Where the word "Jets" occurs in a line, return that line.

◇ ◇ ◇

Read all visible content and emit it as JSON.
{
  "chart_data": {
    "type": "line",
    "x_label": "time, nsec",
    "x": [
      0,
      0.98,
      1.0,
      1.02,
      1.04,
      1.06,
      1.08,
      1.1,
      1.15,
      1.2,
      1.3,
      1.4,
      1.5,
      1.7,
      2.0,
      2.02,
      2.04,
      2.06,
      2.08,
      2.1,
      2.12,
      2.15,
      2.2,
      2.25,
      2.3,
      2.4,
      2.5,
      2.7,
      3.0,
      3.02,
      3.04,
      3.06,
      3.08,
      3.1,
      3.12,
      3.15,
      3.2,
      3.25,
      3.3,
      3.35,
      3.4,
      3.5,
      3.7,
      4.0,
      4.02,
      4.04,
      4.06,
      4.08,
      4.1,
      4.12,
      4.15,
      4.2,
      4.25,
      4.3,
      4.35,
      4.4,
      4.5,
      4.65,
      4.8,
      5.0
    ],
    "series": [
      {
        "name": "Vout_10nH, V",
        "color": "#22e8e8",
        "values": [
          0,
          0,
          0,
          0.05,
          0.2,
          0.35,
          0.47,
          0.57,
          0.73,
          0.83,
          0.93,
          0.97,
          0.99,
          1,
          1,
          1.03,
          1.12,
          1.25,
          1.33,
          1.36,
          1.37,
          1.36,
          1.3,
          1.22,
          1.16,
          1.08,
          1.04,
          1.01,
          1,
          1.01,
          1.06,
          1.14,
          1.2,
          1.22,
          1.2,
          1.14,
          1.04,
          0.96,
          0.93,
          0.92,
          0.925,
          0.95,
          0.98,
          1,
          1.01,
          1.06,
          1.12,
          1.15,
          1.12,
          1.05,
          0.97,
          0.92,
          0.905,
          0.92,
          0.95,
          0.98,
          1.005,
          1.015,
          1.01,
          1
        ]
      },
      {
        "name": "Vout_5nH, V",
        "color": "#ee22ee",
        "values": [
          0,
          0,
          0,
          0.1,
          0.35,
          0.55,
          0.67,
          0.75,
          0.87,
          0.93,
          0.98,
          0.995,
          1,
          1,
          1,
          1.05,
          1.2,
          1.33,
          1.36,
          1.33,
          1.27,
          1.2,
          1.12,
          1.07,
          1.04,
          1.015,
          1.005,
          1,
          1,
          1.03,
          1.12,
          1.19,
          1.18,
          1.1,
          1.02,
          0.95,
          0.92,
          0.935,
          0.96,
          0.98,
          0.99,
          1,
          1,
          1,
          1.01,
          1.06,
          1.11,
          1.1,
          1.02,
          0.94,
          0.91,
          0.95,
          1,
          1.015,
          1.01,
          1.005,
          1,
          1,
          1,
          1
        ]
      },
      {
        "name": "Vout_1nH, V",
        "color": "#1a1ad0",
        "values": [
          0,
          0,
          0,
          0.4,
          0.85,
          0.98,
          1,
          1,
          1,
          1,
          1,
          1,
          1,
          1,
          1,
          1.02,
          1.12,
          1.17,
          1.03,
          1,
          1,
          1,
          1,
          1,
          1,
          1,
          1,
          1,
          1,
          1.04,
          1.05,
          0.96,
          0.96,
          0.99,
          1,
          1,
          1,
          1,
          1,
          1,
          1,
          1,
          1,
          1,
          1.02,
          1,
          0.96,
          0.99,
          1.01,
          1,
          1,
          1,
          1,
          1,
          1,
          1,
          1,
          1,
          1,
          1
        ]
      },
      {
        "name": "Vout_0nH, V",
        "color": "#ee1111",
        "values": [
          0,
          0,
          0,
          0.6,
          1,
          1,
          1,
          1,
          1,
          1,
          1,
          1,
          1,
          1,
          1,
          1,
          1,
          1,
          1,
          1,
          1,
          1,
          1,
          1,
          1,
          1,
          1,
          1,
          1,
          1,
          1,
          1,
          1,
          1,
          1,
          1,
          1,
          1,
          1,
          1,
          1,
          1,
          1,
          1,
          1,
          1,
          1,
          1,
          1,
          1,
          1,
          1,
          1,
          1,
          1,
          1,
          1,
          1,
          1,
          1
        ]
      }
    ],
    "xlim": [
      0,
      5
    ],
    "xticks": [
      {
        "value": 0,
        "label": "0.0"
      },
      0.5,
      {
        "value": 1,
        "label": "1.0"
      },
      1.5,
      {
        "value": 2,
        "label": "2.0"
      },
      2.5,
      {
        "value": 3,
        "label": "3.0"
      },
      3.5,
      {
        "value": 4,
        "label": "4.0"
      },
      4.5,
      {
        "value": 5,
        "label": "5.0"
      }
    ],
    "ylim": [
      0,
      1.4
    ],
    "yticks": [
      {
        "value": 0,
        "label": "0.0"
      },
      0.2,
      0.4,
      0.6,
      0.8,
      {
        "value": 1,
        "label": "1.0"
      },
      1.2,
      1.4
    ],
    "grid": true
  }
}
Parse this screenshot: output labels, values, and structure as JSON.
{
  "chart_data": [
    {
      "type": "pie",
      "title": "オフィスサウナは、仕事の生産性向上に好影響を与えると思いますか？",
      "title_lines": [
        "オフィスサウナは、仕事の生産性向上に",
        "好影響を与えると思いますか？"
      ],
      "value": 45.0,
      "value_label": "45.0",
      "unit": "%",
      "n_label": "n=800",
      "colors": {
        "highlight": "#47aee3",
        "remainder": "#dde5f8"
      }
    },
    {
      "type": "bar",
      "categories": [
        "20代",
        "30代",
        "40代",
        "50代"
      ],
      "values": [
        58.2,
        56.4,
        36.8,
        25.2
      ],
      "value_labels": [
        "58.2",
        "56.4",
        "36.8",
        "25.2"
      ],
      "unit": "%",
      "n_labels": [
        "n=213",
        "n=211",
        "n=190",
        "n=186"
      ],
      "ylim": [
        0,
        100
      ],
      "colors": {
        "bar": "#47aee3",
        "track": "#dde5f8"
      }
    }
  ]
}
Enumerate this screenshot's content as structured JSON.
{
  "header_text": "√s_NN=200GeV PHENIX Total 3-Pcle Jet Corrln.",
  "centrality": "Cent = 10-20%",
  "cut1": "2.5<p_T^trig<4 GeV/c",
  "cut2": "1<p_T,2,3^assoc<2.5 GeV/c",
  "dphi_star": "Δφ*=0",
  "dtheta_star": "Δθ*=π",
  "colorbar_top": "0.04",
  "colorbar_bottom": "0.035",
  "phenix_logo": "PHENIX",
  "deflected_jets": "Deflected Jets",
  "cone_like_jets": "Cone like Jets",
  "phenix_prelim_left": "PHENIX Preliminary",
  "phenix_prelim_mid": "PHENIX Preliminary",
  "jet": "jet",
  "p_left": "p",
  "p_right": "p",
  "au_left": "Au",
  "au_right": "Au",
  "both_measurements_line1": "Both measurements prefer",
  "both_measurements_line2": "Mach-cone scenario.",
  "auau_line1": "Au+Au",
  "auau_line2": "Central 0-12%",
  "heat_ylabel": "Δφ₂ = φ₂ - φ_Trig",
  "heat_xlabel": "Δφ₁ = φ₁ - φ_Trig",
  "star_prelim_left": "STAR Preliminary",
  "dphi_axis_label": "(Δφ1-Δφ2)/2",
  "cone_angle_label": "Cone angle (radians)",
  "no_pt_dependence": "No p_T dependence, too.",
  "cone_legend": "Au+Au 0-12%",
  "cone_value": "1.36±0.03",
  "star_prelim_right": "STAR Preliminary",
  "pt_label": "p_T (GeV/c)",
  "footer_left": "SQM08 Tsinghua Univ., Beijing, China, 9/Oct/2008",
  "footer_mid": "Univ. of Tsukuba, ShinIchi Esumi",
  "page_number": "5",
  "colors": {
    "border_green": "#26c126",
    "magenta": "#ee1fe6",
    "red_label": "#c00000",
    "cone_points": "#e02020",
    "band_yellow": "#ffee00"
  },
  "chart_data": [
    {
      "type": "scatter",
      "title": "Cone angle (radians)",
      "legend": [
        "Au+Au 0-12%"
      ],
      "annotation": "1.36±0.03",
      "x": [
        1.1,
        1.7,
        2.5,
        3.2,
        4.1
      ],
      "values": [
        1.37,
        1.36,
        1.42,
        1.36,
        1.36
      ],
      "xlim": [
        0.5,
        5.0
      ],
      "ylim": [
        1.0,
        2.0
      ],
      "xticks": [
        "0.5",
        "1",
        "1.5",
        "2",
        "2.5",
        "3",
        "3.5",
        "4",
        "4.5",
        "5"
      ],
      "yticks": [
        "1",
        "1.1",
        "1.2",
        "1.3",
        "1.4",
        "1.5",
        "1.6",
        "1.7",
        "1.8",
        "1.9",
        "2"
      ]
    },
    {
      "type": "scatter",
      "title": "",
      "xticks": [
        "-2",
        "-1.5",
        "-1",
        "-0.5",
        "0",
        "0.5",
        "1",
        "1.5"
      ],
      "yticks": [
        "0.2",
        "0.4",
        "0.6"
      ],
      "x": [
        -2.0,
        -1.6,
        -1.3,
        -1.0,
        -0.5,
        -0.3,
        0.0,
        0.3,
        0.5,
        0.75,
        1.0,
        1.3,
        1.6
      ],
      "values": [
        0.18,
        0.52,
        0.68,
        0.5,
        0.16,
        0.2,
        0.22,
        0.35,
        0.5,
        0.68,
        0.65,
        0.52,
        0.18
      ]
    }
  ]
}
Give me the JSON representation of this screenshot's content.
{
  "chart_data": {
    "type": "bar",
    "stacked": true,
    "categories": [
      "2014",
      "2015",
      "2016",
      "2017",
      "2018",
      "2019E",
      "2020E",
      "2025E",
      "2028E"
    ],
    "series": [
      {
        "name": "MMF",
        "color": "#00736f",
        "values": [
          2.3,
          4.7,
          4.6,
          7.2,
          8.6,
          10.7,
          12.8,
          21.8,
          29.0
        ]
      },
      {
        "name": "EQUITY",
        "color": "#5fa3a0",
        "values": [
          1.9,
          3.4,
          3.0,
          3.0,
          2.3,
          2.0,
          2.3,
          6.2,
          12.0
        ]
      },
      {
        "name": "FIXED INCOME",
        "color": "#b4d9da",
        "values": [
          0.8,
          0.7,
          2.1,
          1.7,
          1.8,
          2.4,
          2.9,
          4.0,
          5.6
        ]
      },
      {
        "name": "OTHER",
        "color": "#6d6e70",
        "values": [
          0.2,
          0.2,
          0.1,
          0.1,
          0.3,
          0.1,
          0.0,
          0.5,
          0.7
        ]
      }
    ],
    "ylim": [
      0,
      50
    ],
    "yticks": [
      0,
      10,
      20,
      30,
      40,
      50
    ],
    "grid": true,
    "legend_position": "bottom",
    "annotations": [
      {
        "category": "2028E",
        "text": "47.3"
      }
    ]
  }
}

◇ ◇ ◇

Exercise response:
  "deflected_jets": "Deflected Jets",
  "cone_like_jets": "Cone like Jets",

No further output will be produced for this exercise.